OBJECTIVE -> Find each line with the string "JSON" and copy it.

PROVIDED INFORMATION ->
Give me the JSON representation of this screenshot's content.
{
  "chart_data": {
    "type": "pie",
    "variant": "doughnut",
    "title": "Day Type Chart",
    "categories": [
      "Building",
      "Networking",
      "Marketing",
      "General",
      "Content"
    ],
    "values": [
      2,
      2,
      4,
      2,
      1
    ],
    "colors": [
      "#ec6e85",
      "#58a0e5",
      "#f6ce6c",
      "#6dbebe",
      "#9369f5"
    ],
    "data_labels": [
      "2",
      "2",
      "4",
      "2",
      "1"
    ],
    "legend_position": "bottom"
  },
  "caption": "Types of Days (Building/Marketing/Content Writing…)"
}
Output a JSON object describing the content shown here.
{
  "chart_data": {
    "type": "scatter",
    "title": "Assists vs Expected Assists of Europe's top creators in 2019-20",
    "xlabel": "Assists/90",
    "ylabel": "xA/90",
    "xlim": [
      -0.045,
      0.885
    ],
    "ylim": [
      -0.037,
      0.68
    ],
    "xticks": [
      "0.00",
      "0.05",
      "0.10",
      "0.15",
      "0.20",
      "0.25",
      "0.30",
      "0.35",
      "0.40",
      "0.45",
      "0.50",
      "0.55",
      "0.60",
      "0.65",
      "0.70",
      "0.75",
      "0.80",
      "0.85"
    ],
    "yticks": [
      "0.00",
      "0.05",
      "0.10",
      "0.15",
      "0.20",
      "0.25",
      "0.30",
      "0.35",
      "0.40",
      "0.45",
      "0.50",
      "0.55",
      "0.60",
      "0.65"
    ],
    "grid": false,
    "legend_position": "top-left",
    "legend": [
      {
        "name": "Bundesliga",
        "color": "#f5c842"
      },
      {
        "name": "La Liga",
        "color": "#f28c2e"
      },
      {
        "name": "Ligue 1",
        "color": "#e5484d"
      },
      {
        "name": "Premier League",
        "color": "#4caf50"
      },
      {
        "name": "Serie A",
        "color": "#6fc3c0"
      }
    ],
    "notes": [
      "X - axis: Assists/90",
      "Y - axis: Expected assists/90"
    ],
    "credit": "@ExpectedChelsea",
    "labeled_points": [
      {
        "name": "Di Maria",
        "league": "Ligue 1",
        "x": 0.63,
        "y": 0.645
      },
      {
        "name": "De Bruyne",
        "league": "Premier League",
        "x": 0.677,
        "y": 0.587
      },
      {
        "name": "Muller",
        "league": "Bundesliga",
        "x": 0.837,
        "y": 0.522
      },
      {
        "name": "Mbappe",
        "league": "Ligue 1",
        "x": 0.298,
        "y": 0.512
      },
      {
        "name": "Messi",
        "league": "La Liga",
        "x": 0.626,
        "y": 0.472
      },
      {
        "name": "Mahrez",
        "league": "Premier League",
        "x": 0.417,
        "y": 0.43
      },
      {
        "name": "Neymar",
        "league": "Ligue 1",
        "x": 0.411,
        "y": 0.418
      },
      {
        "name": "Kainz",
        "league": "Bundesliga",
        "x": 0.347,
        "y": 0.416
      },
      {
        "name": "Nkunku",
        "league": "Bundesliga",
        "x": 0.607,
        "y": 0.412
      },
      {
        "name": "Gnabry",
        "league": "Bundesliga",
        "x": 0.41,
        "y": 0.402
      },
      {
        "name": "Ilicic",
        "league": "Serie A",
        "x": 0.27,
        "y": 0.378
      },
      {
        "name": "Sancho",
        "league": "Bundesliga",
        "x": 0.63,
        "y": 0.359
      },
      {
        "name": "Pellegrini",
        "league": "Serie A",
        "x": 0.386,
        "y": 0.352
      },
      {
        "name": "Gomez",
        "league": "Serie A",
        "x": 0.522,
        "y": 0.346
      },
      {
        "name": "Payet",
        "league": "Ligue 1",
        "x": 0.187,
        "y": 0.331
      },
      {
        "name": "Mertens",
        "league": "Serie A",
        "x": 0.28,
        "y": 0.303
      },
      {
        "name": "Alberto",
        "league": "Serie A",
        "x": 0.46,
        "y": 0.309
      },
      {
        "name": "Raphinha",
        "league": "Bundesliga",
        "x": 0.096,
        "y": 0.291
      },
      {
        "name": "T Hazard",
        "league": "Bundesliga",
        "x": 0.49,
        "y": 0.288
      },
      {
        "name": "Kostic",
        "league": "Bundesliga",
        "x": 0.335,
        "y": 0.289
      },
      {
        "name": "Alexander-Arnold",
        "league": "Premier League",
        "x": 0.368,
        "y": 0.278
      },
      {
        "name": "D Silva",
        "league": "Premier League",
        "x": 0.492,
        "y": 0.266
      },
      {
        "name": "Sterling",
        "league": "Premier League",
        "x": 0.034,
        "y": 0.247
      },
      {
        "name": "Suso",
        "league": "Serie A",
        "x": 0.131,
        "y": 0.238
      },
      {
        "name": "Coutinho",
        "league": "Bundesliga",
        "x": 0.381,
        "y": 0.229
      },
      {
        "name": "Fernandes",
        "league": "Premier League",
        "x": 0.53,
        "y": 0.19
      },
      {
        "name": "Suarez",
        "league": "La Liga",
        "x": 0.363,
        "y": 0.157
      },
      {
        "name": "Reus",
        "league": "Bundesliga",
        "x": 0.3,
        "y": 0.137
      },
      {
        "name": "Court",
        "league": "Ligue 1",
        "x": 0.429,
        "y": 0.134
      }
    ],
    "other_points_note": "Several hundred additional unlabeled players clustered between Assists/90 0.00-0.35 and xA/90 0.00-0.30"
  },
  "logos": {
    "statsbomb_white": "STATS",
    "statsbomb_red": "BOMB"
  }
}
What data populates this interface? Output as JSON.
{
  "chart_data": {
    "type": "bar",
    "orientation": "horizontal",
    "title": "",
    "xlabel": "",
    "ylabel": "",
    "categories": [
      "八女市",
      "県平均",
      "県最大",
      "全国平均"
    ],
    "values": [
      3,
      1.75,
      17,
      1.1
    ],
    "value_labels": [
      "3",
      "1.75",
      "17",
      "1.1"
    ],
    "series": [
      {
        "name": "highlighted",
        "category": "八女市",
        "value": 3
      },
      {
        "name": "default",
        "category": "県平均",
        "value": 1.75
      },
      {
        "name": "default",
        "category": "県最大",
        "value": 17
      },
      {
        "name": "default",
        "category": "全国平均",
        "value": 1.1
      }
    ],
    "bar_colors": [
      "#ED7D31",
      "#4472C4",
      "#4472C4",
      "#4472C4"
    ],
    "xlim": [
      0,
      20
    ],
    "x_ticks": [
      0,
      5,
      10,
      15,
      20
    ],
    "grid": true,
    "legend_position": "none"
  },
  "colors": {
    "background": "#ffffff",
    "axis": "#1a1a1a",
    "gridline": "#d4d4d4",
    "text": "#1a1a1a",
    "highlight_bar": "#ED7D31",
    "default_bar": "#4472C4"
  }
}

RESPONSE BELOW ->
Give me the JSON representation of this screenshot's content.
Output a JSON object describing the content shown here.
What data populates this interface? Output as JSON.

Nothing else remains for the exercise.